_Written task_:
Report how many lines hold the string "Space". Give the number and nothing else.

########

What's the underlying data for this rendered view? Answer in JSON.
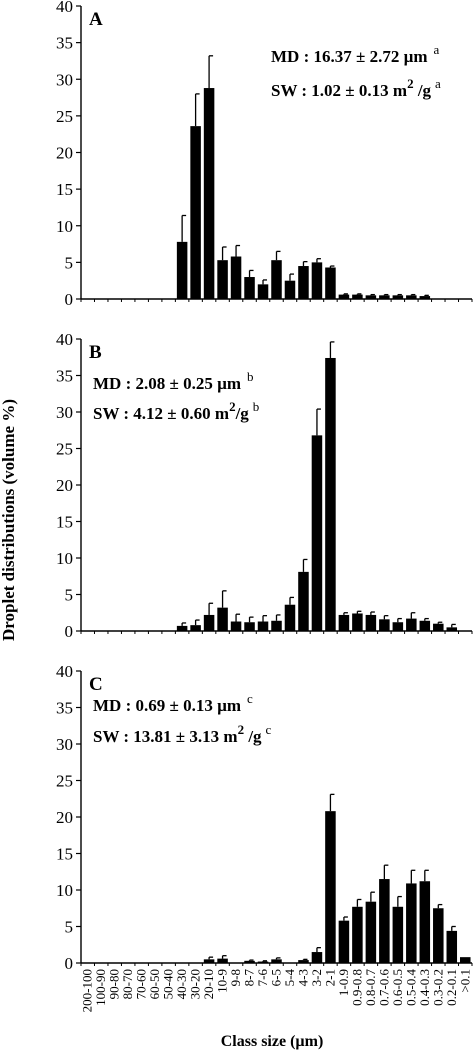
{
  "figure": {
    "ylabel": "Droplet distributions (volume %)",
    "xlabel": "Class size (µm)"
  },
  "chart_data": [
    {
      "type": "bar",
      "panel": "A",
      "ylim": [
        0,
        40
      ],
      "yticks": [
        0,
        5,
        10,
        15,
        20,
        25,
        30,
        35,
        40
      ],
      "annotation": {
        "md_text": "MD : 16.37 ± 2.72 µm",
        "md_sup": "a",
        "sw_text": "SW : 1.02 ± 0.13 m",
        "sw_exp": "2",
        "sw_unit": " /g",
        "sw_sup": "a"
      },
      "categories": [
        "200-100",
        "100-90",
        "90-80",
        "80-70",
        "70-60",
        "60-50",
        "50-40",
        "40-30",
        "30-20",
        "20-10",
        "10-9",
        "9-8",
        "8-7",
        "7-6",
        "6-5",
        "5-4",
        "4-3",
        "3-2",
        "2-1",
        "1-0.9",
        "0.9-0.8",
        "0.8-0.7",
        "0.7-0.6",
        "0.6-0.5",
        "0.5-0.4",
        "0.4-0.3",
        "0.3-0.2",
        "0.2-0.1",
        ">0.1"
      ],
      "values": [
        0,
        0,
        0,
        0,
        0,
        0,
        0,
        7.8,
        23.6,
        28.8,
        5.3,
        5.8,
        3.0,
        2.0,
        5.3,
        2.5,
        4.5,
        5.0,
        4.3,
        0.6,
        0.6,
        0.5,
        0.5,
        0.5,
        0.5,
        0.4,
        0,
        0,
        0
      ],
      "errors": [
        0,
        0,
        0,
        0,
        0,
        0,
        0,
        3.6,
        4.4,
        4.4,
        1.8,
        1.5,
        0.9,
        0.6,
        1.2,
        0.9,
        0.6,
        0.5,
        0.2,
        0.1,
        0.1,
        0.1,
        0.1,
        0.1,
        0.1,
        0.1,
        0,
        0,
        0
      ]
    },
    {
      "type": "bar",
      "panel": "B",
      "ylim": [
        0,
        40
      ],
      "yticks": [
        0,
        5,
        10,
        15,
        20,
        25,
        30,
        35,
        40
      ],
      "annotation": {
        "md_text": "MD : 2.08 ± 0.25 µm",
        "md_sup": "b",
        "sw_text": "SW : 4.12 ± 0.60 m",
        "sw_exp": "2",
        "sw_unit": "/g",
        "sw_sup": "b"
      },
      "categories": [
        "200-100",
        "100-90",
        "90-80",
        "80-70",
        "70-60",
        "60-50",
        "50-40",
        "40-30",
        "30-20",
        "20-10",
        "10-9",
        "9-8",
        "8-7",
        "7-6",
        "6-5",
        "5-4",
        "4-3",
        "3-2",
        "2-1",
        "1-0.9",
        "0.9-0.8",
        "0.8-0.7",
        "0.7-0.6",
        "0.6-0.5",
        "0.5-0.4",
        "0.4-0.3",
        "0.3-0.2",
        "0.2-0.1",
        ">0.1"
      ],
      "values": [
        0,
        0,
        0,
        0,
        0,
        0,
        0,
        0.7,
        0.8,
        2.2,
        3.2,
        1.3,
        1.2,
        1.3,
        1.4,
        3.6,
        8.1,
        26.8,
        37.4,
        2.2,
        2.4,
        2.2,
        1.6,
        1.2,
        1.7,
        1.4,
        1.0,
        0.5,
        0
      ],
      "errors": [
        0,
        0,
        0,
        0,
        0,
        0,
        0,
        0.4,
        0.7,
        1.6,
        2.3,
        1.0,
        0.7,
        0.8,
        0.8,
        1.0,
        1.7,
        3.6,
        2.2,
        0.3,
        0.3,
        0.4,
        0.5,
        0.5,
        0.8,
        0.3,
        0.2,
        0.4,
        0
      ]
    },
    {
      "type": "bar",
      "panel": "C",
      "ylim": [
        0,
        40
      ],
      "yticks": [
        0,
        5,
        10,
        15,
        20,
        25,
        30,
        35,
        40
      ],
      "annotation": {
        "md_text": "MD : 0.69 ± 0.13 µm",
        "md_sup": "c",
        "sw_text": "SW : 13.81 ± 3.13 m",
        "sw_exp": "2",
        "sw_unit": " /g",
        "sw_sup": "c"
      },
      "categories": [
        "200-100",
        "100-90",
        "90-80",
        "80-70",
        "70-60",
        "60-50",
        "50-40",
        "40-30",
        "30-20",
        "20-10",
        "10-9",
        "9-8",
        "8-7",
        "7-6",
        "6-5",
        "5-4",
        "4-3",
        "3-2",
        "2-1",
        "1-0.9",
        "0.9-0.8",
        "0.8-0.7",
        "0.7-0.6",
        "0.6-0.5",
        "0.5-0.4",
        "0.4-0.3",
        "0.3-0.2",
        "0.2-0.1",
        ">0.1"
      ],
      "values": [
        0,
        0,
        0,
        0,
        0,
        0,
        0,
        0,
        0,
        0.5,
        0.6,
        0,
        0.3,
        0.2,
        0.5,
        0,
        0.4,
        1.5,
        20.8,
        5.8,
        7.7,
        8.4,
        11.5,
        7.7,
        10.9,
        11.2,
        7.5,
        4.4,
        0.8
      ],
      "errors": [
        0,
        0,
        0,
        0,
        0,
        0,
        0,
        0,
        0,
        0.3,
        0.4,
        0,
        0.1,
        0.1,
        0.2,
        0,
        0.1,
        0.6,
        2.3,
        0.5,
        1.0,
        1.3,
        1.9,
        1.4,
        1.8,
        1.5,
        0.5,
        0.6,
        0
      ]
    }
  ]
}
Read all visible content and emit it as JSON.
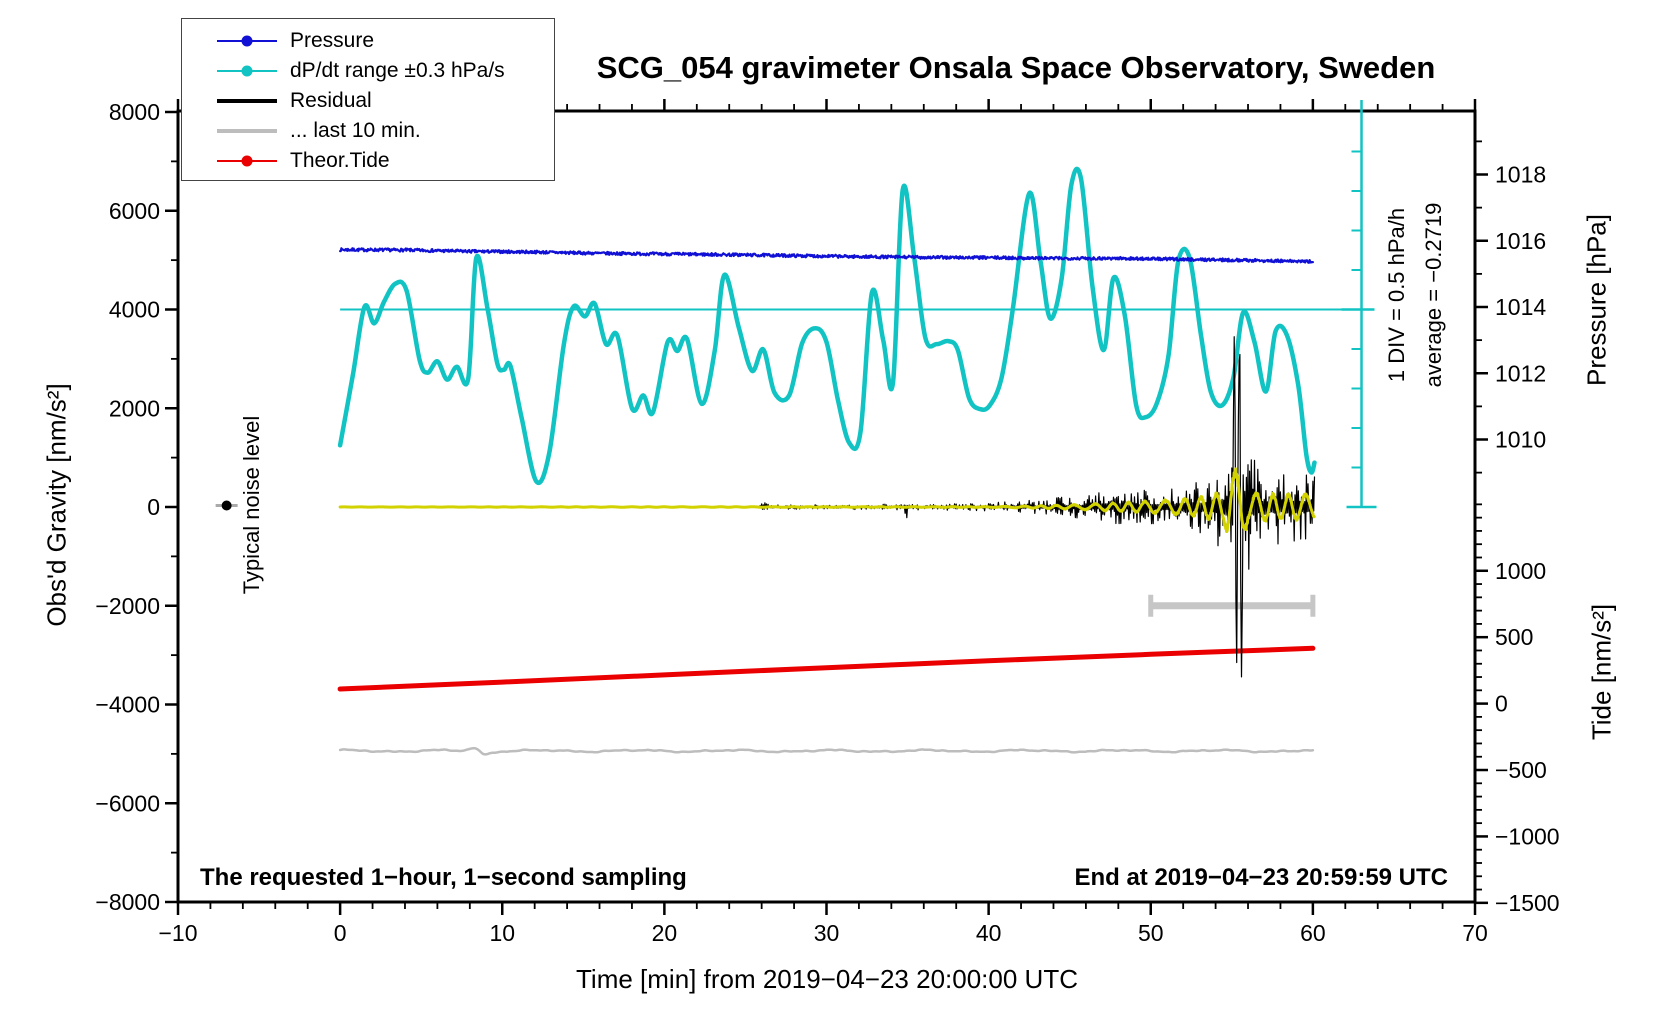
{
  "title": "SCG_054 gravimeter Onsala Space Observatory, Sweden",
  "legend": {
    "position": "top-left",
    "items": [
      {
        "label": "Pressure",
        "color": "#1111d6",
        "thickness": 2.5,
        "marker": true
      },
      {
        "label": "dP/dt range ±0.3 hPa/s",
        "color": "#12c3c3",
        "thickness": 2.5,
        "marker": true
      },
      {
        "label": "Residual",
        "color": "#000000",
        "thickness": 4,
        "marker": false
      },
      {
        "label": "... last 10 min.",
        "color": "#bdbdbd",
        "thickness": 4,
        "marker": false
      },
      {
        "label": "Theor.Tide",
        "color": "#ea0000",
        "thickness": 2.5,
        "marker": true
      }
    ]
  },
  "annotations": {
    "bottom_left": "The requested 1−hour, 1−second sampling",
    "bottom_right": "End at 2019−04−23 20:59:59 UTC",
    "noise_label": "Typical noise level"
  },
  "chart_data": {
    "type": "line",
    "title": "SCG_054 gravimeter Onsala Space Observatory, Sweden",
    "grid": false,
    "x_axis": {
      "label": "Time [min] from 2019−04−23 20:00:00 UTC",
      "range": [
        -10,
        70
      ],
      "major_ticks": [
        -10,
        0,
        10,
        20,
        30,
        40,
        50,
        60,
        70
      ],
      "minor_step": 2
    },
    "gravity_axis": {
      "label": "Obs'd Gravity [nm/s²]",
      "range": [
        -8000,
        8000
      ],
      "major_ticks": [
        -8000,
        -6000,
        -4000,
        -2000,
        0,
        2000,
        4000,
        6000,
        8000
      ],
      "minor_step": 1000
    },
    "pressure_axis": {
      "label": "Pressure [hPa]",
      "major_ticks": [
        1010,
        1012,
        1014,
        1016,
        1018
      ],
      "minor_ticks": [
        1009,
        1011,
        1013,
        1015,
        1017,
        1019
      ]
    },
    "tide_axis": {
      "label": "Tide [nm/s²]",
      "major_ticks": [
        -1500,
        -1000,
        -500,
        0,
        500,
        1000
      ],
      "minor_step": 100,
      "minor_range": [
        -1500,
        1500
      ]
    },
    "ruler": {
      "label": "1 DIV = 0.5 hPa/h",
      "average_label": "average = −0.2719",
      "t": 63,
      "center_gravity": 4000,
      "divisions_visible": 10
    },
    "reference_line": {
      "axis": "gravity",
      "value": 4000,
      "t_start": 0,
      "t_end": 63,
      "color": "#12c3c3"
    },
    "range_bar": {
      "t_start": 50,
      "t_end": 60,
      "gravity": -2000,
      "color": "#c6c6c6"
    },
    "noise_marker": {
      "t": -7,
      "gravity": 30
    },
    "series": [
      {
        "name": "Theor.Tide",
        "axis": "tide",
        "color": "#ea0000",
        "width": 5,
        "style": "smooth",
        "points": [
          [
            0,
            110
          ],
          [
            10,
            162
          ],
          [
            20,
            216
          ],
          [
            30,
            270
          ],
          [
            40,
            322
          ],
          [
            50,
            371
          ],
          [
            60,
            416
          ]
        ]
      },
      {
        "name": "... last 10 min.",
        "axis": "gravity",
        "color": "#bdbdbd",
        "width": 2.5,
        "style": "wiggle",
        "baseline": -4940,
        "feature": {
          "t": 8.6,
          "width": 0.5,
          "amplitude": 115
        },
        "t_end": 60
      },
      {
        "name": "dP/dt range ±0.3 hPa/s",
        "axis": "gravity",
        "color": "#12c3c3",
        "width": 4.5,
        "style": "smooth",
        "points": [
          [
            0,
            1250
          ],
          [
            0.8,
            2700
          ],
          [
            1.5,
            4050
          ],
          [
            2.1,
            3720
          ],
          [
            2.7,
            4150
          ],
          [
            3.4,
            4520
          ],
          [
            4.1,
            4380
          ],
          [
            4.9,
            2980
          ],
          [
            5.4,
            2720
          ],
          [
            6,
            2950
          ],
          [
            6.6,
            2580
          ],
          [
            7.2,
            2840
          ],
          [
            7.9,
            2600
          ],
          [
            8.4,
            5050
          ],
          [
            9.1,
            4000
          ],
          [
            9.7,
            2900
          ],
          [
            10.1,
            2780
          ],
          [
            10.5,
            2860
          ],
          [
            11.2,
            1800
          ],
          [
            12.1,
            520
          ],
          [
            12.9,
            1100
          ],
          [
            13.8,
            3300
          ],
          [
            14.4,
            4060
          ],
          [
            15.1,
            3860
          ],
          [
            15.7,
            4120
          ],
          [
            16.4,
            3300
          ],
          [
            17.1,
            3470
          ],
          [
            18,
            2000
          ],
          [
            18.7,
            2260
          ],
          [
            19.3,
            1920
          ],
          [
            20.2,
            3340
          ],
          [
            20.8,
            3160
          ],
          [
            21.4,
            3400
          ],
          [
            22.3,
            2090
          ],
          [
            23.1,
            3150
          ],
          [
            23.7,
            4700
          ],
          [
            24.6,
            3620
          ],
          [
            25.4,
            2760
          ],
          [
            26.1,
            3190
          ],
          [
            26.8,
            2310
          ],
          [
            27.7,
            2260
          ],
          [
            28.5,
            3320
          ],
          [
            29.3,
            3620
          ],
          [
            30,
            3340
          ],
          [
            30.7,
            2180
          ],
          [
            31.4,
            1300
          ],
          [
            32.1,
            1520
          ],
          [
            32.8,
            4340
          ],
          [
            33.5,
            3380
          ],
          [
            34.1,
            2520
          ],
          [
            34.7,
            6420
          ],
          [
            35.4,
            5080
          ],
          [
            36.1,
            3420
          ],
          [
            36.8,
            3300
          ],
          [
            37.5,
            3360
          ],
          [
            38.1,
            3180
          ],
          [
            38.8,
            2200
          ],
          [
            39.5,
            1980
          ],
          [
            40.1,
            2070
          ],
          [
            40.8,
            2620
          ],
          [
            41.5,
            4020
          ],
          [
            42.5,
            6350
          ],
          [
            43.2,
            4980
          ],
          [
            43.8,
            3820
          ],
          [
            44.5,
            4620
          ],
          [
            45.1,
            6520
          ],
          [
            45.7,
            6650
          ],
          [
            46.4,
            4480
          ],
          [
            47.1,
            3180
          ],
          [
            47.7,
            4640
          ],
          [
            48.4,
            3880
          ],
          [
            49.1,
            2060
          ],
          [
            49.7,
            1820
          ],
          [
            50.4,
            2120
          ],
          [
            51.1,
            3080
          ],
          [
            51.7,
            4980
          ],
          [
            52.4,
            5040
          ],
          [
            53.1,
            3480
          ],
          [
            53.7,
            2340
          ],
          [
            54.4,
            2060
          ],
          [
            55.1,
            2620
          ],
          [
            55.7,
            3940
          ],
          [
            56.4,
            3340
          ],
          [
            57.1,
            2340
          ],
          [
            57.7,
            3560
          ],
          [
            58.4,
            3480
          ],
          [
            59.1,
            2460
          ],
          [
            59.6,
            1050
          ],
          [
            59.9,
            700
          ],
          [
            60.1,
            900
          ]
        ]
      },
      {
        "name": "Pressure",
        "axis": "pressure",
        "color": "#1111d6",
        "width": 2.2,
        "style": "noisy",
        "noise_hpa": 0.045,
        "seed": 7,
        "points": [
          [
            0,
            1015.73
          ],
          [
            4,
            1015.72
          ],
          [
            8,
            1015.68
          ],
          [
            12,
            1015.66
          ],
          [
            16,
            1015.62
          ],
          [
            20,
            1015.6
          ],
          [
            24,
            1015.58
          ],
          [
            28,
            1015.55
          ],
          [
            32,
            1015.52
          ],
          [
            36,
            1015.5
          ],
          [
            40,
            1015.49
          ],
          [
            44,
            1015.47
          ],
          [
            48,
            1015.47
          ],
          [
            52,
            1015.44
          ],
          [
            56,
            1015.41
          ],
          [
            60,
            1015.37
          ]
        ]
      },
      {
        "name": "Residual",
        "axis": "gravity",
        "color": "#000000",
        "width": 1.2,
        "style": "seismic",
        "seed": 3,
        "t_end": 60.1,
        "envelope": [
          [
            0,
            5
          ],
          [
            25.8,
            5
          ],
          [
            26.2,
            140
          ],
          [
            26.7,
            40
          ],
          [
            28,
            45
          ],
          [
            31,
            50
          ],
          [
            34.6,
            60
          ],
          [
            34.9,
            260
          ],
          [
            35.3,
            60
          ],
          [
            37,
            60
          ],
          [
            39,
            70
          ],
          [
            40,
            110
          ],
          [
            41.5,
            170
          ],
          [
            42.5,
            140
          ],
          [
            44,
            200
          ],
          [
            45,
            230
          ],
          [
            46,
            260
          ],
          [
            47,
            300
          ],
          [
            48,
            420
          ],
          [
            48.6,
            300
          ],
          [
            50,
            380
          ],
          [
            51,
            420
          ],
          [
            52,
            500
          ],
          [
            53,
            620
          ],
          [
            54,
            800
          ],
          [
            54.7,
            1300
          ],
          [
            55,
            2400
          ],
          [
            55.2,
            3300
          ],
          [
            55.55,
            3300
          ],
          [
            55.9,
            1500
          ],
          [
            56.3,
            1050
          ],
          [
            57,
            850
          ],
          [
            57.6,
            750
          ],
          [
            58.3,
            820
          ],
          [
            59,
            700
          ],
          [
            59.5,
            780
          ],
          [
            60.1,
            650
          ]
        ],
        "events": [
          [
            55.15,
            3450
          ],
          [
            55.3,
            -3150
          ],
          [
            55.45,
            2950
          ],
          [
            55.6,
            -3440
          ]
        ]
      },
      {
        "name": "Residual low-pass (unlabeled yellow)",
        "axis": "gravity",
        "color": "#d2d200",
        "width": 3,
        "style": "oscillation",
        "seed": 11,
        "period_min": 1.1,
        "t_end": 60.1,
        "envelope": [
          [
            0,
            2
          ],
          [
            40,
            8
          ],
          [
            43,
            25
          ],
          [
            46,
            60
          ],
          [
            49,
            110
          ],
          [
            51,
            150
          ],
          [
            53,
            220
          ],
          [
            54.5,
            330
          ],
          [
            54.85,
            800
          ],
          [
            55.6,
            800
          ],
          [
            56,
            330
          ],
          [
            57,
            300
          ],
          [
            58,
            270
          ],
          [
            59,
            290
          ],
          [
            60.1,
            270
          ]
        ]
      }
    ]
  }
}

########

_Final answer_:
2